[Stored data entries]
>> Start
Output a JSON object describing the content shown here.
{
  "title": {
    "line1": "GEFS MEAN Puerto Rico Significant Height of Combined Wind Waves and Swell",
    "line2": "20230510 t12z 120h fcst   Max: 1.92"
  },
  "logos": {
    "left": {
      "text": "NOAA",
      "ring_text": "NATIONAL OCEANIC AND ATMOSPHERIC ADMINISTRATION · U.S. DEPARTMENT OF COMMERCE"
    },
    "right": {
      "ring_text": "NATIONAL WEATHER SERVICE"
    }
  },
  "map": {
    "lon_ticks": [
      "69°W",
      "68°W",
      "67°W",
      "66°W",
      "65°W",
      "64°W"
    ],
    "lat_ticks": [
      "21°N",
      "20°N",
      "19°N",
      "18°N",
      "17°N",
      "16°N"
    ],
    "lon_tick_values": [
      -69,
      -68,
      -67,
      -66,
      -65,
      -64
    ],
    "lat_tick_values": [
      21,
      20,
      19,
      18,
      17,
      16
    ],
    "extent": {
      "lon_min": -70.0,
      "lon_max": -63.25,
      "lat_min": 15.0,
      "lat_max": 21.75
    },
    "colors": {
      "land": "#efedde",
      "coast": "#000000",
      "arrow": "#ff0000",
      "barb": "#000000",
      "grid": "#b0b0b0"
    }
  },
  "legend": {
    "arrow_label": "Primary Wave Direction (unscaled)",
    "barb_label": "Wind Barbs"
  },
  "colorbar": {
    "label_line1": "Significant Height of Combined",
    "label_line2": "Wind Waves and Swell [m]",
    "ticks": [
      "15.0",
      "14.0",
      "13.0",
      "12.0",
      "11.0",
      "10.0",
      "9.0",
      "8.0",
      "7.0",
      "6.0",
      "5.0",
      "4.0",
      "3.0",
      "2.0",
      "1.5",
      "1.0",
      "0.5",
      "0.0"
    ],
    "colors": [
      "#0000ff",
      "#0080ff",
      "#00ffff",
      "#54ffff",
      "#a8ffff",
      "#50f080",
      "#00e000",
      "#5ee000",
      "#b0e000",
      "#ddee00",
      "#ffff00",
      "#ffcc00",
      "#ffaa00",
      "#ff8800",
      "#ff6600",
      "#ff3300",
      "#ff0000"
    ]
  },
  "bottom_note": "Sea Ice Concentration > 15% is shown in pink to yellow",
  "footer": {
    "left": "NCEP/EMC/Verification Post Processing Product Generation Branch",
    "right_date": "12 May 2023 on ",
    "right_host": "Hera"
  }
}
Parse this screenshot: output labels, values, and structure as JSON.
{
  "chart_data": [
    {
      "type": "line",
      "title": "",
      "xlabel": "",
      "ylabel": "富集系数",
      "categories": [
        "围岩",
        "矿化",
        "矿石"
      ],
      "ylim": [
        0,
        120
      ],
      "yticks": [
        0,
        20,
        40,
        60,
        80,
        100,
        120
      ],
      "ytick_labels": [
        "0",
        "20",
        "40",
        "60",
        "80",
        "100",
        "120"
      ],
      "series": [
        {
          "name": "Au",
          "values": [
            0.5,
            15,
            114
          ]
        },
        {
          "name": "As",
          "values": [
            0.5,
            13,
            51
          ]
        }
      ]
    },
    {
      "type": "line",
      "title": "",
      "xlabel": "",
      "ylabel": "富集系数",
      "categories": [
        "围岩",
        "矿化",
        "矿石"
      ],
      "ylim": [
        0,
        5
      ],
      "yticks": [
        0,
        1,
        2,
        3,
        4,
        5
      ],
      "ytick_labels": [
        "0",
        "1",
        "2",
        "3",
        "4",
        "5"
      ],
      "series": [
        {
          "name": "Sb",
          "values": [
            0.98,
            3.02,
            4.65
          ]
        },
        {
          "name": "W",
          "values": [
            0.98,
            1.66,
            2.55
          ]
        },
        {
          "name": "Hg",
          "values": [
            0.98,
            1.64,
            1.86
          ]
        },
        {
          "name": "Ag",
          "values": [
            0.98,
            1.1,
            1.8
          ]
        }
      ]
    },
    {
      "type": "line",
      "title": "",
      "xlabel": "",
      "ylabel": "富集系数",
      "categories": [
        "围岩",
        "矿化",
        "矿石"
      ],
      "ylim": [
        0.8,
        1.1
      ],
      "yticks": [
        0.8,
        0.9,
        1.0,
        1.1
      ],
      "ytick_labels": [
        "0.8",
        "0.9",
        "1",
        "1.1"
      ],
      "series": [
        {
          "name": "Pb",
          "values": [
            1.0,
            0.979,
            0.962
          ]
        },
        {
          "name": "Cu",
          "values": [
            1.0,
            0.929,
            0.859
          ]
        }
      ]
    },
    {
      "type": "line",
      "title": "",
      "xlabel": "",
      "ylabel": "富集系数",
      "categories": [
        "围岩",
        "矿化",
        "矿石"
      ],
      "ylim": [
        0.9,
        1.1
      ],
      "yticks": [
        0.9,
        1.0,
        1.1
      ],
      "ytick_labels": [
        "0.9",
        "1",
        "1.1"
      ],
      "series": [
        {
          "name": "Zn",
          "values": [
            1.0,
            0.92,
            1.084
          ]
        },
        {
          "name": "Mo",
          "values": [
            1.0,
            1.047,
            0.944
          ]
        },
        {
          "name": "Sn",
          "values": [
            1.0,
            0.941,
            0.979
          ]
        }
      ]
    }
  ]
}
>> End
* _What is being asked_
Repeat the lines above exactly.

* _Answer to this exercise_
Output a JSON object describing the content shown here.
{
  "title": {
    "line1": "GEFS MEAN Puerto Rico Significant Height of Combined Wind Waves and Swell",
    "line2": "20230510 t12z 120h fcst   Max: 1.92"
  },
  "logos": {
    "left": {
      "text": "NOAA",
      "ring_text": "NATIONAL OCEANIC AND ATMOSPHERIC ADMINISTRATION · U.S. DEPARTMENT OF COMMERCE"
    },
    "right": {
      "ring_text": "NATIONAL WEATHER SERVICE"
    }
  },
  "map": {
    "lon_ticks": [
      "69°W",
      "68°W",
      "67°W",
      "66°W",
      "65°W",
      "64°W"
    ],
    "lat_ticks": [
      "21°N",
      "20°N",
      "19°N",
      "18°N",
      "17°N",
      "16°N"
    ],
    "lon_tick_values": [
      -69,
      -68,
      -67,
      -66,
      -65,
      -64
    ],
    "lat_tick_values": [
      21,
      20,
      19,
      18,
      17,
      16
    ],
    "extent": {
      "lon_min": -70.0,
      "lon_max": -63.25,
      "lat_min": 15.0,
      "lat_max": 21.75
    },
    "colors": {
      "land": "#efedde",
      "coast": "#000000",
      "arrow": "#ff0000",
      "barb": "#000000",
      "grid": "#b0b0b0"
    }
  },
  "legend": {
    "arrow_label": "Primary Wave Direction (unscaled)",
    "barb_label": "Wind Barbs"
  },
  "colorbar": {
    "label_line1": "Significant Height of Combined",
    "label_line2": "Wind Waves and Swell [m]",
    "ticks": [
      "15.0",
      "14.0",
      "13.0",
      "12.0",
      "11.0",
      "10.0",
      "9.0",
      "8.0",
      "7.0",
      "6.0",
      "5.0",
      "4.0",
      "3.0",
      "2.0",
      "1.5",
      "1.0",
      "0.5",
      "0.0"
    ],
    "colors": [
      "#0000ff",
      "#0080ff",
      "#00ffff",
      "#54ffff",
      "#a8ffff",
      "#50f080",
      "#00e000",
      "#5ee000",
      "#b0e000",
      "#ddee00",
      "#ffff00",
      "#ffcc00",
      "#ffaa00",
      "#ff8800",
      "#ff6600",
      "#ff3300",
      "#ff0000"
    ]
  },
  "bottom_note": "Sea Ice Concentration > 15% is shown in pink to yellow",
  "footer": {
    "left": "NCEP/EMC/Verification Post Processing Product Generation Branch",
    "right_date": "12 May 2023 on ",
    "right_host": "Hera"
  }
}
Parse this screenshot: output labels, values, and structure as JSON.
{
  "chart_data": [
    {
      "type": "line",
      "title": "",
      "xlabel": "",
      "ylabel": "富集系数",
      "categories": [
        "围岩",
        "矿化",
        "矿石"
      ],
      "ylim": [
        0,
        120
      ],
      "yticks": [
        0,
        20,
        40,
        60,
        80,
        100,
        120
      ],
      "ytick_labels": [
        "0",
        "20",
        "40",
        "60",
        "80",
        "100",
        "120"
      ],
      "series": [
        {
          "name": "Au",
          "values": [
            0.5,
            15,
            114
          ]
        },
        {
          "name": "As",
          "values": [
            0.5,
            13,
            51
          ]
        }
      ]
    },
    {
      "type": "line",
      "title": "",
      "xlabel": "",
      "ylabel": "富集系数",
      "categories": [
        "围岩",
        "矿化",
        "矿石"
      ],
      "ylim": [
        0,
        5
      ],
      "yticks": [
        0,
        1,
        2,
        3,
        4,
        5
      ],
      "ytick_labels": [
        "0",
        "1",
        "2",
        "3",
        "4",
        "5"
      ],
      "series": [
        {
          "name": "Sb",
          "values": [
            0.98,
            3.02,
            4.65
          ]
        },
        {
          "name": "W",
          "values": [
            0.98,
            1.66,
            2.55
          ]
        },
        {
          "name": "Hg",
          "values": [
            0.98,
            1.64,
            1.86
          ]
        },
        {
          "name": "Ag",
          "values": [
            0.98,
            1.1,
            1.8
          ]
        }
      ]
    },
    {
      "type": "line",
      "title": "",
      "xlabel": "",
      "ylabel": "富集系数",
      "categories": [
        "围岩",
        "矿化",
        "矿石"
      ],
      "ylim": [
        0.8,
        1.1
      ],
      "yticks": [
        0.8,
        0.9,
        1.0,
        1.1
      ],
      "ytick_labels": [
        "0.8",
        "0.9",
        "1",
        "1.1"
      ],
      "series": [
        {
          "name": "Pb",
          "values": [
            1.0,
            0.979,
            0.962
          ]
        },
        {
          "name": "Cu",
          "values": [
            1.0,
            0.929,
            0.859
          ]
        }
      ]
    },
    {
      "type": "line",
      "title": "",
      "xlabel": "",
      "ylabel": "富集系数",
      "categories": [
        "围岩",
        "矿化",
        "矿石"
      ],
      "ylim": [
        0.9,
        1.1
      ],
      "yticks": [
        0.9,
        1.0,
        1.1
      ],
      "ytick_labels": [
        "0.9",
        "1",
        "1.1"
      ],
      "series": [
        {
          "name": "Zn",
          "values": [
            1.0,
            0.92,
            1.084
          ]
        },
        {
          "name": "Mo",
          "values": [
            1.0,
            1.047,
            0.944
          ]
        },
        {
          "name": "Sn",
          "values": [
            1.0,
            0.941,
            0.979
          ]
        }
      ]
    }
  ]
}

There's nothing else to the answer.